» **What is needed**: Pictures in the data must not be copied, but everything else should be output exactly.

(Task input Opens)

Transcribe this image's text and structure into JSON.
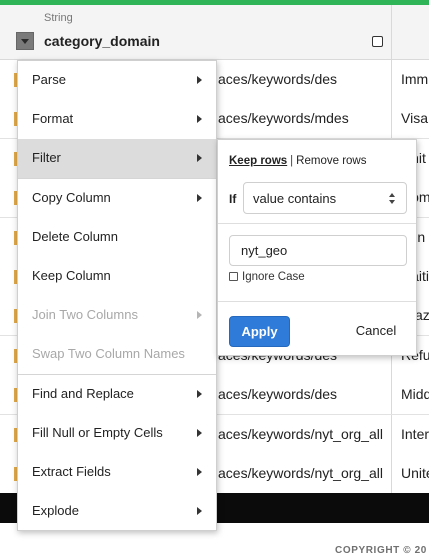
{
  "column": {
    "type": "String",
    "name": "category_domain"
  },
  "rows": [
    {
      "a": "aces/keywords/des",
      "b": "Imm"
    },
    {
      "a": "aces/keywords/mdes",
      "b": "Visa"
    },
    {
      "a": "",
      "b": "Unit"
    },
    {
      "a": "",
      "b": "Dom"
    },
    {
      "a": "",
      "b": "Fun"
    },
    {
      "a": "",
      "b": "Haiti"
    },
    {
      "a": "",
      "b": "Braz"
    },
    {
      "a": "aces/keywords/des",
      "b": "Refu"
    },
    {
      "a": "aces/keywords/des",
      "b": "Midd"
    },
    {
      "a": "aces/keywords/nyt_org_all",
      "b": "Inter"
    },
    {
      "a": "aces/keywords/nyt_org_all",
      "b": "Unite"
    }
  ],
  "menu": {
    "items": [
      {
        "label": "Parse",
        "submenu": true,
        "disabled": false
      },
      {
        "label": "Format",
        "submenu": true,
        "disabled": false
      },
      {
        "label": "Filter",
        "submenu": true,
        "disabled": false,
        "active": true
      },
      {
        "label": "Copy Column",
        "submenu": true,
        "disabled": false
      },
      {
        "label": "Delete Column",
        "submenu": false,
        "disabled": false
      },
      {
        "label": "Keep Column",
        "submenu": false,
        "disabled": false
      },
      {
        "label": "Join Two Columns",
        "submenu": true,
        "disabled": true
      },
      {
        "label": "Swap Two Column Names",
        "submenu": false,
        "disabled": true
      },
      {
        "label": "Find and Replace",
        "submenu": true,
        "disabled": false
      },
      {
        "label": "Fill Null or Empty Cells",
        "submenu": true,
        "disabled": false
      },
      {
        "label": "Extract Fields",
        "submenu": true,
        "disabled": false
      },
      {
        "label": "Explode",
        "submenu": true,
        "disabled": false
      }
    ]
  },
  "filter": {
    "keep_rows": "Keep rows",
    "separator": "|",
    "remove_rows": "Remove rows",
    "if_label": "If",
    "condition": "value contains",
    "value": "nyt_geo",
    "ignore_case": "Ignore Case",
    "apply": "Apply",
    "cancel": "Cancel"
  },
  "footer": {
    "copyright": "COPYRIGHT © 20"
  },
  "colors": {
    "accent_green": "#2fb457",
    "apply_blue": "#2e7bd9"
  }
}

(Task input Closes)

» **Answer to the exercise**:
Transcribe this image's text and structure into JSON.
{
  "column": {
    "type": "String",
    "name": "category_domain"
  },
  "rows": [
    {
      "a": "aces/keywords/des",
      "b": "Imm"
    },
    {
      "a": "aces/keywords/mdes",
      "b": "Visa"
    },
    {
      "a": "",
      "b": "Unit"
    },
    {
      "a": "",
      "b": "Dom"
    },
    {
      "a": "",
      "b": "Fun"
    },
    {
      "a": "",
      "b": "Haiti"
    },
    {
      "a": "",
      "b": "Braz"
    },
    {
      "a": "aces/keywords/des",
      "b": "Refu"
    },
    {
      "a": "aces/keywords/des",
      "b": "Midd"
    },
    {
      "a": "aces/keywords/nyt_org_all",
      "b": "Inter"
    },
    {
      "a": "aces/keywords/nyt_org_all",
      "b": "Unite"
    }
  ],
  "menu": {
    "items": [
      {
        "label": "Parse",
        "submenu": true,
        "disabled": false
      },
      {
        "label": "Format",
        "submenu": true,
        "disabled": false
      },
      {
        "label": "Filter",
        "submenu": true,
        "disabled": false,
        "active": true
      },
      {
        "label": "Copy Column",
        "submenu": true,
        "disabled": false
      },
      {
        "label": "Delete Column",
        "submenu": false,
        "disabled": false
      },
      {
        "label": "Keep Column",
        "submenu": false,
        "disabled": false
      },
      {
        "label": "Join Two Columns",
        "submenu": true,
        "disabled": true
      },
      {
        "label": "Swap Two Column Names",
        "submenu": false,
        "disabled": true
      },
      {
        "label": "Find and Replace",
        "submenu": true,
        "disabled": false
      },
      {
        "label": "Fill Null or Empty Cells",
        "submenu": true,
        "disabled": false
      },
      {
        "label": "Extract Fields",
        "submenu": true,
        "disabled": false
      },
      {
        "label": "Explode",
        "submenu": true,
        "disabled": false
      }
    ]
  },
  "filter": {
    "keep_rows": "Keep rows",
    "separator": "|",
    "remove_rows": "Remove rows",
    "if_label": "If",
    "condition": "value contains",
    "value": "nyt_geo",
    "ignore_case": "Ignore Case",
    "apply": "Apply",
    "cancel": "Cancel"
  },
  "footer": {
    "copyright": "COPYRIGHT © 20"
  },
  "colors": {
    "accent_green": "#2fb457",
    "apply_blue": "#2e7bd9"
  }
}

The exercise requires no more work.